-- Begin Input for this task --

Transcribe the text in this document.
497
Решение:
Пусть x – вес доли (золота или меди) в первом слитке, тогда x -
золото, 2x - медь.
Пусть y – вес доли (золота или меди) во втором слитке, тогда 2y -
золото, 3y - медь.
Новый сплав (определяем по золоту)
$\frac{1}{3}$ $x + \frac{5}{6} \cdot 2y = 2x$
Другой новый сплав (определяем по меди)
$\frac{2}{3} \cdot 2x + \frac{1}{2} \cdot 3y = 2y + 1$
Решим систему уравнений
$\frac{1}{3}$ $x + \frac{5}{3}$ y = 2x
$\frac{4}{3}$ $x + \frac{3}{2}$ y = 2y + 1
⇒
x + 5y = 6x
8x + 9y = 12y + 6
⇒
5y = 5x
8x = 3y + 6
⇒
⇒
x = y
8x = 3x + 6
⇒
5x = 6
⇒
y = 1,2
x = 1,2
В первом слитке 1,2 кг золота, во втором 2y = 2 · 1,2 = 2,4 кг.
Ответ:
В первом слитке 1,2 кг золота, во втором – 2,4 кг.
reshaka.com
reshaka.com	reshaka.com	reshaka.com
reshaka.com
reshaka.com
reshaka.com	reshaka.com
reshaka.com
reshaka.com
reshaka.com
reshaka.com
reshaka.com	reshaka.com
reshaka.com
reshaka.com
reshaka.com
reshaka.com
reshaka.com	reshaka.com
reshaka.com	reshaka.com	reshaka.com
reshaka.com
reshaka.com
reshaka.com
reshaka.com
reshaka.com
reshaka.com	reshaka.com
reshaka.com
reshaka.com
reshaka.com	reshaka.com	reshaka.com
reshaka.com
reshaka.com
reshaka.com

-- End Input for this task --

### Exercise task
Write down all the entries again without a single difference.

### Exercise solution
Transcribe the text in this document.
497
Решение:
Пусть x – вес доли (золота или меди) в первом слитке, тогда x -
золото, 2x - медь.
Пусть y – вес доли (золота или меди) во втором слитке, тогда 2y -
золото, 3y - медь.
Новый сплав (определяем по золоту)
$\frac{1}{3}$ $x + \frac{5}{6} \cdot 2y = 2x$
Другой новый сплав (определяем по меди)
$\frac{2}{3} \cdot 2x + \frac{1}{2} \cdot 3y = 2y + 1$
Решим систему уравнений
$\frac{1}{3}$ $x + \frac{5}{3}$ y = 2x
$\frac{4}{3}$ $x + \frac{3}{2}$ y = 2y + 1
⇒
x + 5y = 6x
8x + 9y = 12y + 6
⇒
5y = 5x
8x = 3y + 6
⇒
⇒
x = y
8x = 3x + 6
⇒
5x = 6
⇒
y = 1,2
x = 1,2
В первом слитке 1,2 кг золота, во втором 2y = 2 · 1,2 = 2,4 кг.
Ответ:
В первом слитке 1,2 кг золота, во втором – 2,4 кг.
reshaka.com
reshaka.com	reshaka.com	reshaka.com
reshaka.com
reshaka.com
reshaka.com	reshaka.com
reshaka.com
reshaka.com
reshaka.com
reshaka.com
reshaka.com	reshaka.com
reshaka.com
reshaka.com
reshaka.com
reshaka.com
reshaka.com	reshaka.com
reshaka.com	reshaka.com	reshaka.com
reshaka.com
reshaka.com
reshaka.com
reshaka.com
reshaka.com
reshaka.com	reshaka.com
reshaka.com
reshaka.com
reshaka.com	reshaka.com	reshaka.com
reshaka.com
reshaka.com
reshaka.com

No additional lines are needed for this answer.